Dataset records
# # # # # # #

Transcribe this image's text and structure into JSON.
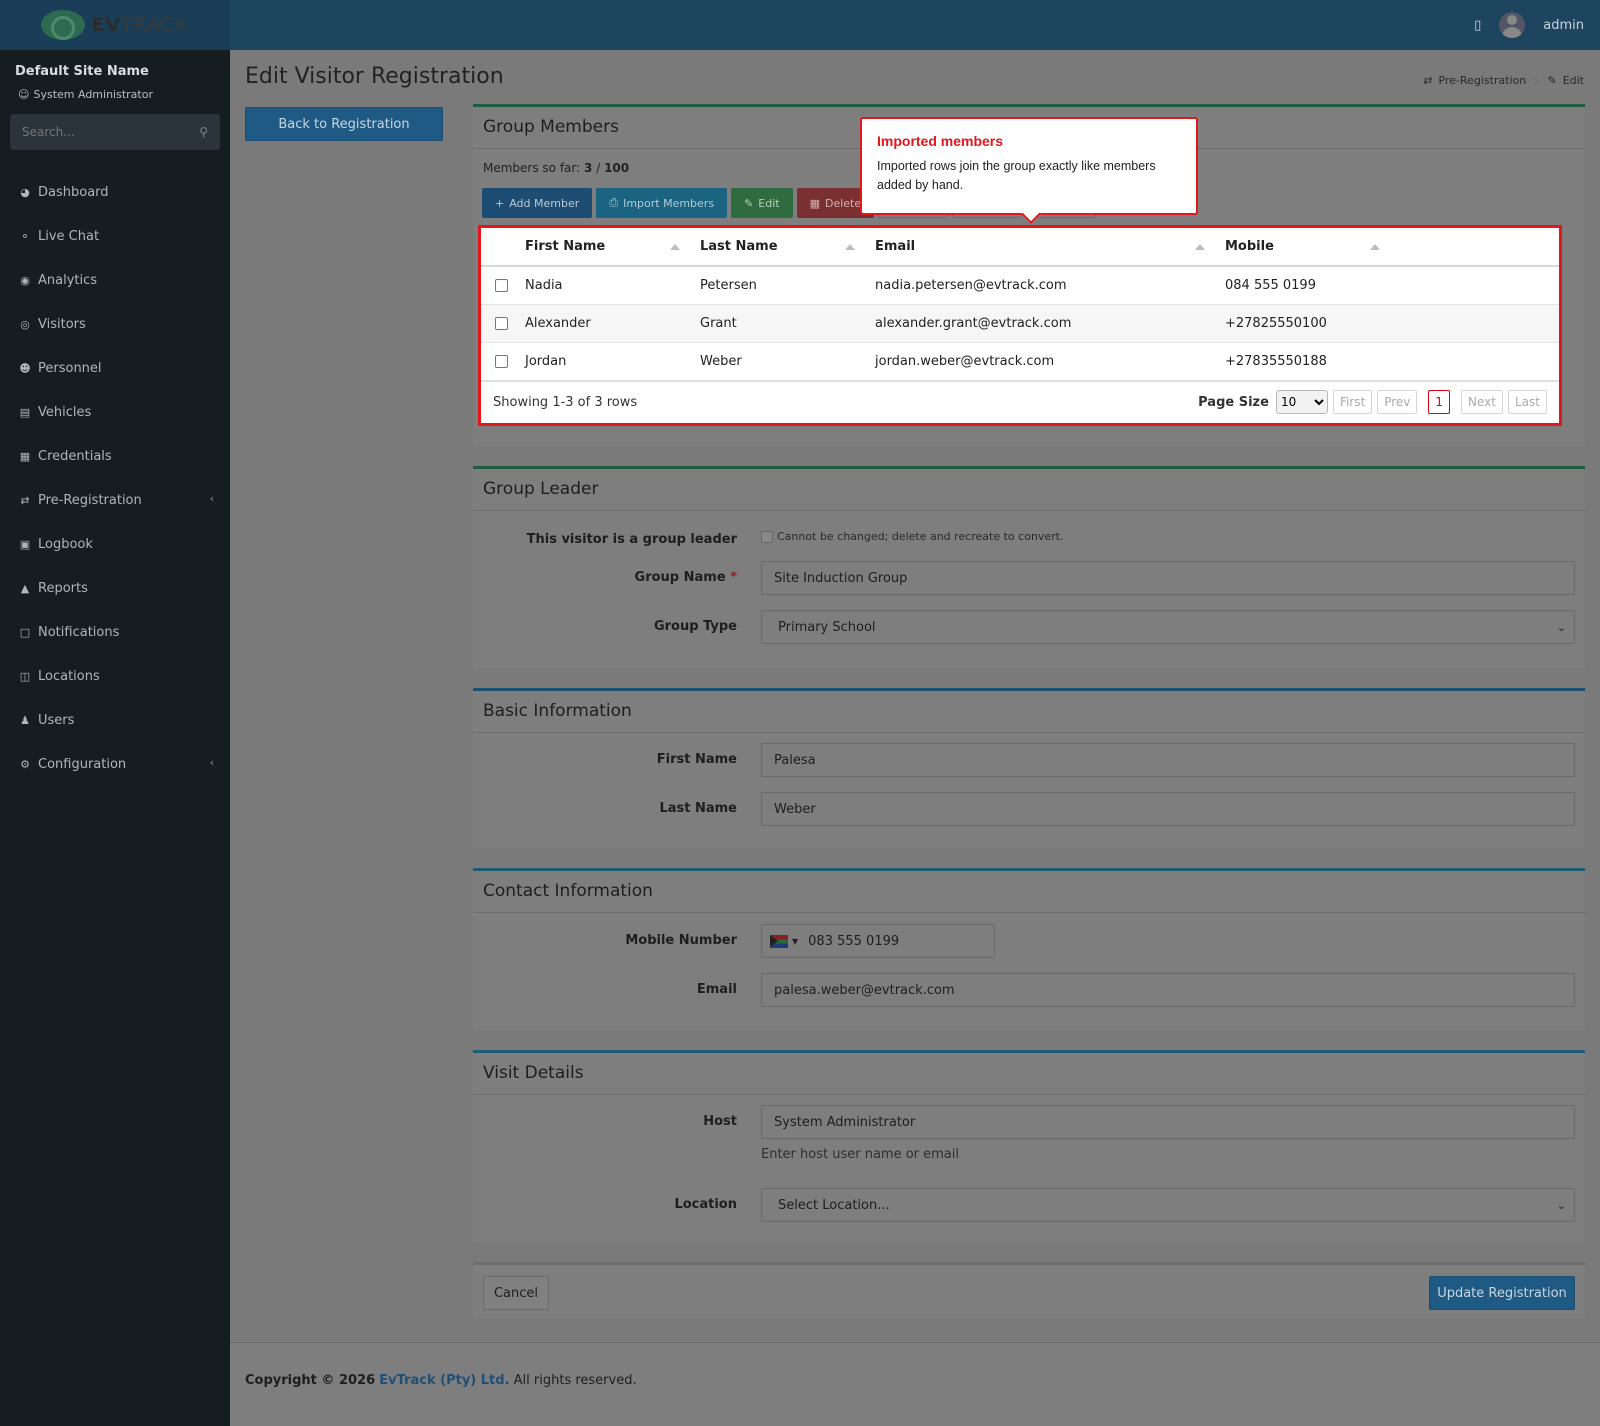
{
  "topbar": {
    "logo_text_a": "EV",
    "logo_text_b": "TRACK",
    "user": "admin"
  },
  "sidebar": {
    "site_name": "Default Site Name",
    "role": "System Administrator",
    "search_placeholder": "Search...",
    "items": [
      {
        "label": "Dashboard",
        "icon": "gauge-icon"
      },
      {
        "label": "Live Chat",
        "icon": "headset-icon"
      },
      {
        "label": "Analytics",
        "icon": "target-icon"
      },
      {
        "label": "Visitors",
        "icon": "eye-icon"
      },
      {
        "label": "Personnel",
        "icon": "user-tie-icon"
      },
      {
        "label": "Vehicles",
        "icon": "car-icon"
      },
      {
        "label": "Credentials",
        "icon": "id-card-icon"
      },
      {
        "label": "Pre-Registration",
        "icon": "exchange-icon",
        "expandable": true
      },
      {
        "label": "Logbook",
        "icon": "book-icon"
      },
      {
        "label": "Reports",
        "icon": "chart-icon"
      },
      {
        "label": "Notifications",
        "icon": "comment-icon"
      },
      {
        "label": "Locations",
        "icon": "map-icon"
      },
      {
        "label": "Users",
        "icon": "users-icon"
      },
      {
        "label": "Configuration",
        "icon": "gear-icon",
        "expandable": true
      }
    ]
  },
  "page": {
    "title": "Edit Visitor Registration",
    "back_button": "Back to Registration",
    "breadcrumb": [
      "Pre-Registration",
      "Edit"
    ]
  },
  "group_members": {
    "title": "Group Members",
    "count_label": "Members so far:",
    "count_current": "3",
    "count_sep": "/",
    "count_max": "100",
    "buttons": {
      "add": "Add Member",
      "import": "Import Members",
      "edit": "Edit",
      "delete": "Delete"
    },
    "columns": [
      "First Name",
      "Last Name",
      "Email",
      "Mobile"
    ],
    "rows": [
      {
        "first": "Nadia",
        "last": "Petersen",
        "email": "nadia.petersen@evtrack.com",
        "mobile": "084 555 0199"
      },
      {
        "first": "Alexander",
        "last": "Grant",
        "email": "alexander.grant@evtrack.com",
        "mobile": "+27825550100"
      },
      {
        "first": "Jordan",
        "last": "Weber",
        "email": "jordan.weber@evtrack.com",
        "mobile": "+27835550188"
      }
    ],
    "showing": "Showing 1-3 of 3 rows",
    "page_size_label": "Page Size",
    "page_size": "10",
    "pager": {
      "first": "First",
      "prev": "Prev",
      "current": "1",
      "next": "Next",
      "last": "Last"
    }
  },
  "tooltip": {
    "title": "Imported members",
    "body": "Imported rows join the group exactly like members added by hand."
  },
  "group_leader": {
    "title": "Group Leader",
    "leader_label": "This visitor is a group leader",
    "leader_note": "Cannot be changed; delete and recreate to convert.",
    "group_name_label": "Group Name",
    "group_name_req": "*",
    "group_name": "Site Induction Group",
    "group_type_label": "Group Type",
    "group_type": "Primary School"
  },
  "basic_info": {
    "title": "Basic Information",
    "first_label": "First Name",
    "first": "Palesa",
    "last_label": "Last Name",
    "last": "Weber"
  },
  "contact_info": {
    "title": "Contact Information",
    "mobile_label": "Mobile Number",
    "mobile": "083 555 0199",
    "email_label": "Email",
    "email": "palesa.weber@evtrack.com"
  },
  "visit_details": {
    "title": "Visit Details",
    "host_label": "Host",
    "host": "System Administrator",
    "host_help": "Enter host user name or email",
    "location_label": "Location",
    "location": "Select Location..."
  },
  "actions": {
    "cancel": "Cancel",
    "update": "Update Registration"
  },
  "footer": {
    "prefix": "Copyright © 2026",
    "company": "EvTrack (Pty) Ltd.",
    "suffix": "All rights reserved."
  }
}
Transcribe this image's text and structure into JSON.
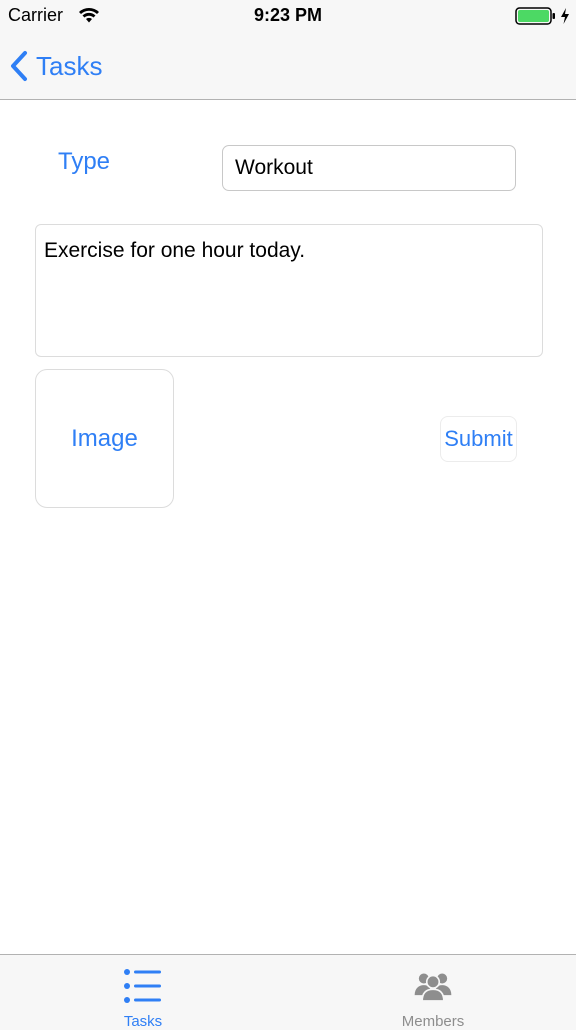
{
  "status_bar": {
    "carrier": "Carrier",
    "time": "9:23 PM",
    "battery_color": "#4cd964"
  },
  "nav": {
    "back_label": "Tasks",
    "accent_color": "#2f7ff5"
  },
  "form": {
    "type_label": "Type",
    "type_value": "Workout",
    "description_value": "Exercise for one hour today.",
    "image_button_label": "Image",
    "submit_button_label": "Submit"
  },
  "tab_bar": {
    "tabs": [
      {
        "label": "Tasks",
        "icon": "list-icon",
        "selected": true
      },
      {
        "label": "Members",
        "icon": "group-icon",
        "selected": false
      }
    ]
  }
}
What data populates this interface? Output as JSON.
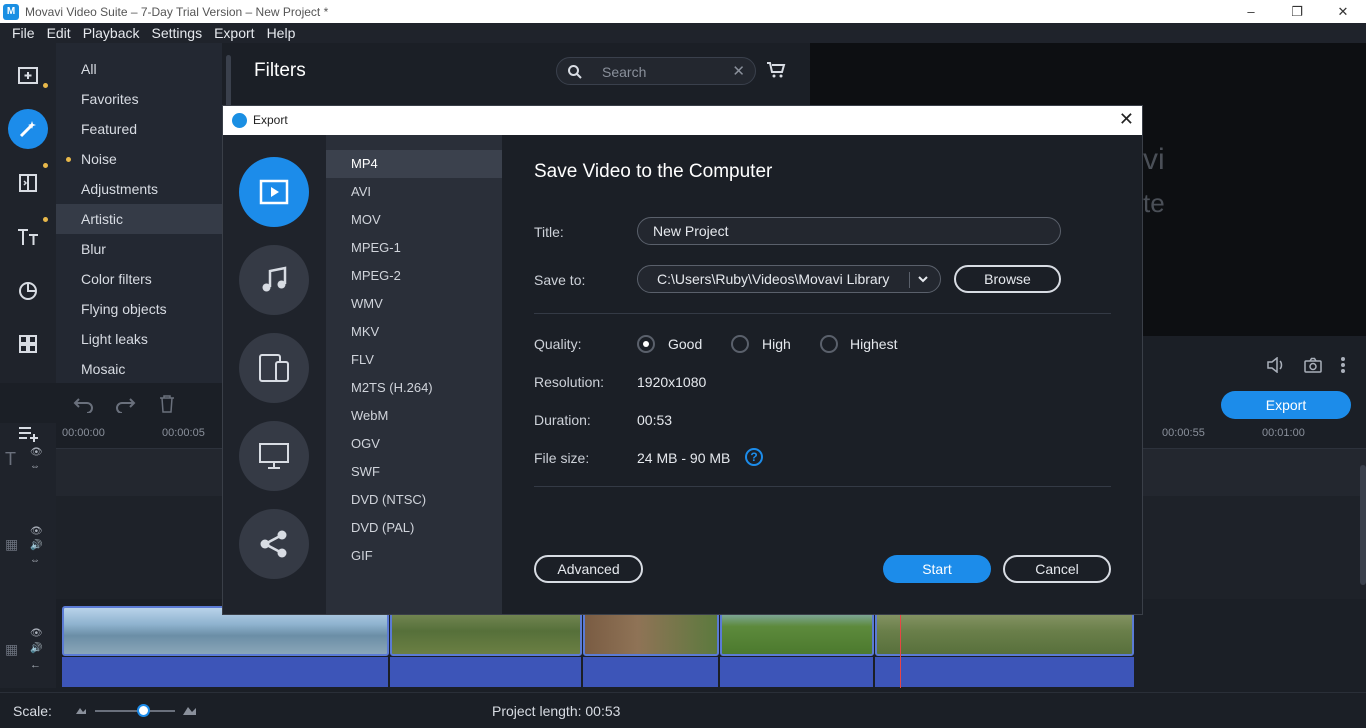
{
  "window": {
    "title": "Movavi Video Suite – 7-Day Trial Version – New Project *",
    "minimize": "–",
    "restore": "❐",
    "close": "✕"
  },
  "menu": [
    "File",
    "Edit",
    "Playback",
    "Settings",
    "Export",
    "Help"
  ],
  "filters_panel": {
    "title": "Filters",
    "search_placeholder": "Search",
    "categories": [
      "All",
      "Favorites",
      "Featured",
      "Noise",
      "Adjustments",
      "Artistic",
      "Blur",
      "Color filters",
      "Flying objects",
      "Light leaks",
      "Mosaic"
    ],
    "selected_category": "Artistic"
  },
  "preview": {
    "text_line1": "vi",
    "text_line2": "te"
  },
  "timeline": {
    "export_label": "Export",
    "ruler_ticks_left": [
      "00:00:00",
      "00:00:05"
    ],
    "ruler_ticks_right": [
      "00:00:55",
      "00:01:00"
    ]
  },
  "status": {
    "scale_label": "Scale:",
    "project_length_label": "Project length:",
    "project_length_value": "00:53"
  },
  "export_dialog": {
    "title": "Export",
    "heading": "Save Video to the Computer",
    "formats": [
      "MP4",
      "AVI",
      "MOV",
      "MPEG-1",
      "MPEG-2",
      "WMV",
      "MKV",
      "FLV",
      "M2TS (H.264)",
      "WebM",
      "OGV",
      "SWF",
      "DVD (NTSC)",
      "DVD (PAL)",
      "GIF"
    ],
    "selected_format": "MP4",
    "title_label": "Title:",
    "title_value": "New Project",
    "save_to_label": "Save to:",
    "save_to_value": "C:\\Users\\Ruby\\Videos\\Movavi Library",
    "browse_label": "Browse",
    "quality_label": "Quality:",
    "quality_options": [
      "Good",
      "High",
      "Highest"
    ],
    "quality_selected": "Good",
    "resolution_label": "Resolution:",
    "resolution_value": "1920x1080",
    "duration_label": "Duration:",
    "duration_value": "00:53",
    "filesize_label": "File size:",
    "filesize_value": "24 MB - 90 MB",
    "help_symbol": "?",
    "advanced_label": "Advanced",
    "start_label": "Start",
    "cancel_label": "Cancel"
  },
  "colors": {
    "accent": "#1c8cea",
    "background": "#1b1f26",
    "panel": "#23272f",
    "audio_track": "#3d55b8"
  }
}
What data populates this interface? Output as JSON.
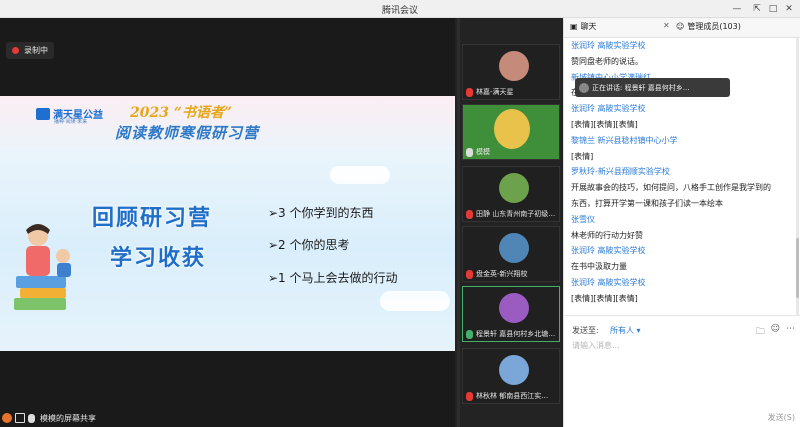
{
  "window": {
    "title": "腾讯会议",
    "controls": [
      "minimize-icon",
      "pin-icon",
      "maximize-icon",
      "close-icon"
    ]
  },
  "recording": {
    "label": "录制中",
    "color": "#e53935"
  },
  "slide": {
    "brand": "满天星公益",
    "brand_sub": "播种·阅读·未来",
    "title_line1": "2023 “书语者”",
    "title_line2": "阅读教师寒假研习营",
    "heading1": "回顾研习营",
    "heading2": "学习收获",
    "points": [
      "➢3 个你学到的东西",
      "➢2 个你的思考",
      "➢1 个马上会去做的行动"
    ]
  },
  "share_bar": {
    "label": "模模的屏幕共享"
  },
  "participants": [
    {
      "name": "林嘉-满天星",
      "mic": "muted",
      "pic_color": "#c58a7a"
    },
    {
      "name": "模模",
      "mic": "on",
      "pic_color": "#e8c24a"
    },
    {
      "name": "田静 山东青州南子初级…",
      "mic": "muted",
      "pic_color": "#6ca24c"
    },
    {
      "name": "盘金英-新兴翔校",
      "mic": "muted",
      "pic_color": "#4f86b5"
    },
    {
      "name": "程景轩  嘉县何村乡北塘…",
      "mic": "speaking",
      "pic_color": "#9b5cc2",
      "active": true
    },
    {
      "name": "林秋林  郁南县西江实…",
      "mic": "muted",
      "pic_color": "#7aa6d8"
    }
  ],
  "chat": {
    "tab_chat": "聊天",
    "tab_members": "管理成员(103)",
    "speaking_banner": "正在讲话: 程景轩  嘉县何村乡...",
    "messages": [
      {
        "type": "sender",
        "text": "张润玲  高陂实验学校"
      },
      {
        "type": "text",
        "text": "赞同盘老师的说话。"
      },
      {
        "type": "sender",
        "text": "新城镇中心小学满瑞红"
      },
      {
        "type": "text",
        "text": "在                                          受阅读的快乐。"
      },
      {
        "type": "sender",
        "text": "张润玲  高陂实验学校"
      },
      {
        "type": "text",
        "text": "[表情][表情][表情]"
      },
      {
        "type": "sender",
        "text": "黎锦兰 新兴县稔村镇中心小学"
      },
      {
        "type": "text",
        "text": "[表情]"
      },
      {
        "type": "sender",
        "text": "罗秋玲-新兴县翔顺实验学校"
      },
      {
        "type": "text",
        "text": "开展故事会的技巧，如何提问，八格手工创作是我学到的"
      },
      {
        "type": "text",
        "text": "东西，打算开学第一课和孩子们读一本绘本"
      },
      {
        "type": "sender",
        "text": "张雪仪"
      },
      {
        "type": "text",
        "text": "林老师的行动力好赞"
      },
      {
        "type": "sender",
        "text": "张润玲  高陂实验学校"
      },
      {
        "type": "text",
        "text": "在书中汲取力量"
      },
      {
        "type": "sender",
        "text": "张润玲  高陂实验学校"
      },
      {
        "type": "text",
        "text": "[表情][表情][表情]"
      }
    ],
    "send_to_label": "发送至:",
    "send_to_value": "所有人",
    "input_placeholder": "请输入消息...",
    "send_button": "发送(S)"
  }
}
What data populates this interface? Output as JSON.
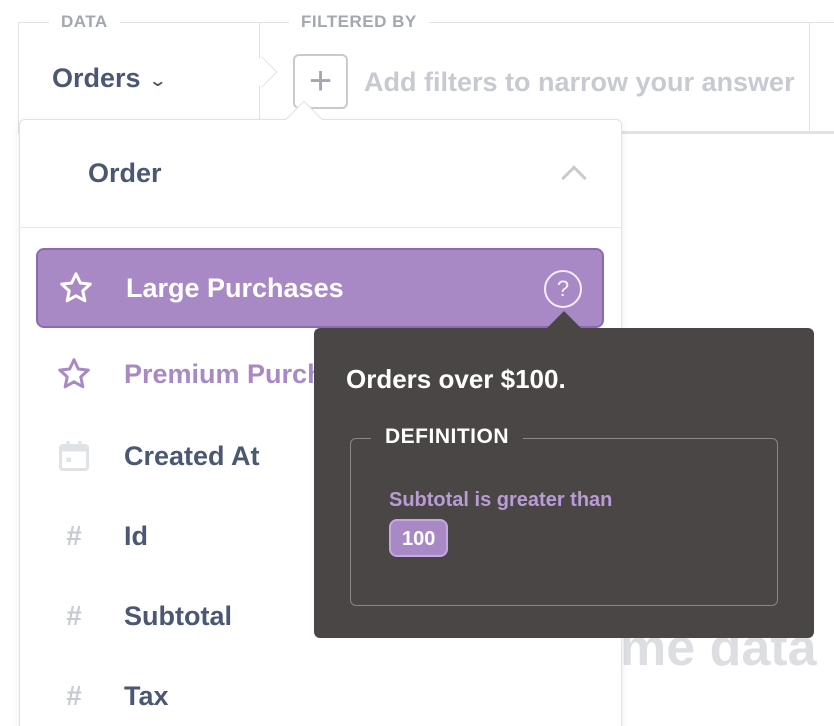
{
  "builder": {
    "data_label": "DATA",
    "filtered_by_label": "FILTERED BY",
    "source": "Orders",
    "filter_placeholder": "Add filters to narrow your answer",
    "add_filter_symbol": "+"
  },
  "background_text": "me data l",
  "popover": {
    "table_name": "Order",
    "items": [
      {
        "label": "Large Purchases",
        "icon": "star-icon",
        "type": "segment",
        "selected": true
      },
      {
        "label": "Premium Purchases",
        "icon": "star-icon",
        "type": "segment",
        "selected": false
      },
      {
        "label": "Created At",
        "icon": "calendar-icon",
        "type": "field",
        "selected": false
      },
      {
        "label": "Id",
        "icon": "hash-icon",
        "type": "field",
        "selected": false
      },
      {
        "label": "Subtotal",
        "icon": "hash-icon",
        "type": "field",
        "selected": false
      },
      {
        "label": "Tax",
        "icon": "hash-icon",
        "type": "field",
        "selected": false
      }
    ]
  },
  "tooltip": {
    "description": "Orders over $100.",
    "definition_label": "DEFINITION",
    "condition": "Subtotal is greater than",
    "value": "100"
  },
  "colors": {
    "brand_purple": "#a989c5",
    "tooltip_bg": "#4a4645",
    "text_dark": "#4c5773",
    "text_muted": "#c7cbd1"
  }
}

# # # # # # #

* [Given problem] Extract all lines that hold the word "Registration".

* [Solution for this problem]
        "label": "Pre-Registration",
    "title": "Edit Visitor Registration",
    "back_button": "Back to Registration",
      "Pre-Registration",
    "update": "Update Registration"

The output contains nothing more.